Schreibe aus den folgenden Daten die Zeilen von der Zeile mit „- heatmap-cell: [476, 608, 480, 612]“ bis einschließlich der Zeile mit „- heatmap-cell: [174, 567, 177, 571]“ unverändert ab.
↓
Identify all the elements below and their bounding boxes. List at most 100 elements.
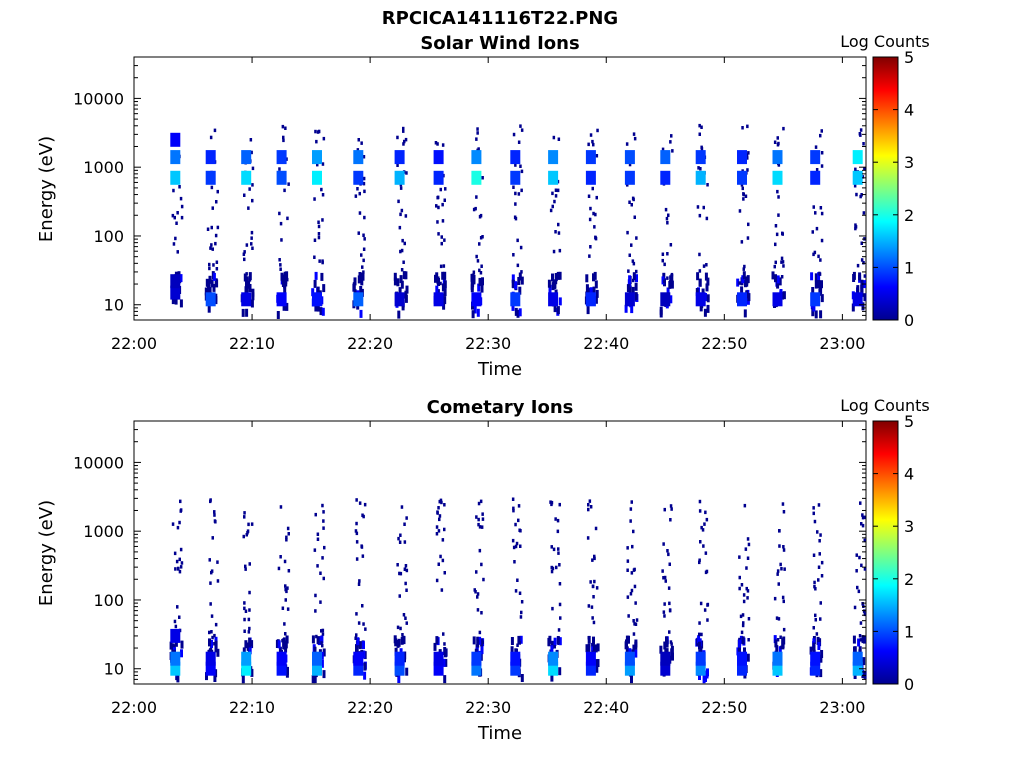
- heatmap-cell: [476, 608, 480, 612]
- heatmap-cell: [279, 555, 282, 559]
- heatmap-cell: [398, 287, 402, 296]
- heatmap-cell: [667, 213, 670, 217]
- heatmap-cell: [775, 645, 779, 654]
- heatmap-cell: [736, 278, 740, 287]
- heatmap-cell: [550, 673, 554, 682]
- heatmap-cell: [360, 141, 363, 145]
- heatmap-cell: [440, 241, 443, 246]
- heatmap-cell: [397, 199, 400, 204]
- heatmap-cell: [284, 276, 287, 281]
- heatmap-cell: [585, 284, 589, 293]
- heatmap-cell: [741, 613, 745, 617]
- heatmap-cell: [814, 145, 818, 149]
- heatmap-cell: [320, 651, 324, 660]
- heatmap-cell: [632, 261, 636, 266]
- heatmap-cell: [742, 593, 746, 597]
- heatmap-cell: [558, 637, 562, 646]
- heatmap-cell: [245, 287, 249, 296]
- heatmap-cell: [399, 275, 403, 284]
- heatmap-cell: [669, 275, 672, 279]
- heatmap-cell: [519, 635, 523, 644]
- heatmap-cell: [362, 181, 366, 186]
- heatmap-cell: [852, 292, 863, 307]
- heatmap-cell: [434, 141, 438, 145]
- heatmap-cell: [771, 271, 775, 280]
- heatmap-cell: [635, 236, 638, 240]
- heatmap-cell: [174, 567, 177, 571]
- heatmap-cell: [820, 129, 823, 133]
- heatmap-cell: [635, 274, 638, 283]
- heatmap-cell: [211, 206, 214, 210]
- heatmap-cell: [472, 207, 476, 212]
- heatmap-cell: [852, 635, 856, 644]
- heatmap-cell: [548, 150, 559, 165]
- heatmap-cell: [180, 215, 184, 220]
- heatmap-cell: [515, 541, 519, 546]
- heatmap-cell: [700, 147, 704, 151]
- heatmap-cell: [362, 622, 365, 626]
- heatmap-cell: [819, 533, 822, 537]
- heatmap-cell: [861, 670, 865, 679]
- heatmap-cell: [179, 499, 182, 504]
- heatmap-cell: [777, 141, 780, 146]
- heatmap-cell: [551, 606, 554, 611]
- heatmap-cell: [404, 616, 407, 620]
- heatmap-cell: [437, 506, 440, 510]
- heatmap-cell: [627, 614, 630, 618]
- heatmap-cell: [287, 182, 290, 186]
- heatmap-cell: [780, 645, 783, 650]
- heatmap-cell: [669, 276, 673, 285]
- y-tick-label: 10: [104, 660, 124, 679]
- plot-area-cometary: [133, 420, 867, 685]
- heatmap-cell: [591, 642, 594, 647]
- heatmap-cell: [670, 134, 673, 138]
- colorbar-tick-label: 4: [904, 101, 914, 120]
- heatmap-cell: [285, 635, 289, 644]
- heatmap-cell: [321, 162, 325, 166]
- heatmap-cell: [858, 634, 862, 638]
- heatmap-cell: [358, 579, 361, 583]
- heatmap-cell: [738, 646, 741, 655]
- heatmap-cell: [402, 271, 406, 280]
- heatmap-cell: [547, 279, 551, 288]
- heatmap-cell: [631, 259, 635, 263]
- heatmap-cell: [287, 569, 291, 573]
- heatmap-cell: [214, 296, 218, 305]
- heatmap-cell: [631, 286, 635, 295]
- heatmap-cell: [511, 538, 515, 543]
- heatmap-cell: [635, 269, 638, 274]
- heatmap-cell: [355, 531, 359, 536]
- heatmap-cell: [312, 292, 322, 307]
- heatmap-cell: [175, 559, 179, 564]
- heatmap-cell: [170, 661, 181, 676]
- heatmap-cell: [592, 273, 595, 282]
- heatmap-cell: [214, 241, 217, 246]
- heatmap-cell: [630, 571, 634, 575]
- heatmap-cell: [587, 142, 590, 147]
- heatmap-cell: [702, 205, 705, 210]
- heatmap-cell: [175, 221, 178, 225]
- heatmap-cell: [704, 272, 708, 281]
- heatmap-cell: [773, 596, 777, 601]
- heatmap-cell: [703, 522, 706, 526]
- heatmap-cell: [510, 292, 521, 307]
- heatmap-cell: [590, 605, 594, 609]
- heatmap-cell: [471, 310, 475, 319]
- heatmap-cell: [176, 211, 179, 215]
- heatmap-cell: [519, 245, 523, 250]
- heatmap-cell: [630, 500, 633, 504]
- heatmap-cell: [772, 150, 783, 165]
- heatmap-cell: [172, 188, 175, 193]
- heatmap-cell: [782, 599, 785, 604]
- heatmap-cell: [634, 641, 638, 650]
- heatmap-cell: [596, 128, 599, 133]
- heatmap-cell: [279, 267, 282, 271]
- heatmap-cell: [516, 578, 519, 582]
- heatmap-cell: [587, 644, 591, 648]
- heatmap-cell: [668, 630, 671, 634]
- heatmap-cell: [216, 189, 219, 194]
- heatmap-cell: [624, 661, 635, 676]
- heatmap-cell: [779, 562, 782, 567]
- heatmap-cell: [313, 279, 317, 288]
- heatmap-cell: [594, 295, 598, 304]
↑
-- VOLLSTÄNDIGE ANTWORT --
- heatmap-cell: [476, 608, 480, 612]
- heatmap-cell: [279, 555, 282, 559]
- heatmap-cell: [398, 287, 402, 296]
- heatmap-cell: [667, 213, 670, 217]
- heatmap-cell: [775, 645, 779, 654]
- heatmap-cell: [736, 278, 740, 287]
- heatmap-cell: [550, 673, 554, 682]
- heatmap-cell: [360, 141, 363, 145]
- heatmap-cell: [440, 241, 443, 246]
- heatmap-cell: [397, 199, 400, 204]
- heatmap-cell: [284, 276, 287, 281]
- heatmap-cell: [585, 284, 589, 293]
- heatmap-cell: [741, 613, 745, 617]
- heatmap-cell: [814, 145, 818, 149]
- heatmap-cell: [320, 651, 324, 660]
- heatmap-cell: [632, 261, 636, 266]
- heatmap-cell: [742, 593, 746, 597]
- heatmap-cell: [558, 637, 562, 646]
- heatmap-cell: [245, 287, 249, 296]
- heatmap-cell: [399, 275, 403, 284]
- heatmap-cell: [669, 275, 672, 279]
- heatmap-cell: [519, 635, 523, 644]
- heatmap-cell: [362, 181, 366, 186]
- heatmap-cell: [852, 292, 863, 307]
- heatmap-cell: [434, 141, 438, 145]
- heatmap-cell: [771, 271, 775, 280]
- heatmap-cell: [635, 236, 638, 240]
- heatmap-cell: [174, 567, 177, 571]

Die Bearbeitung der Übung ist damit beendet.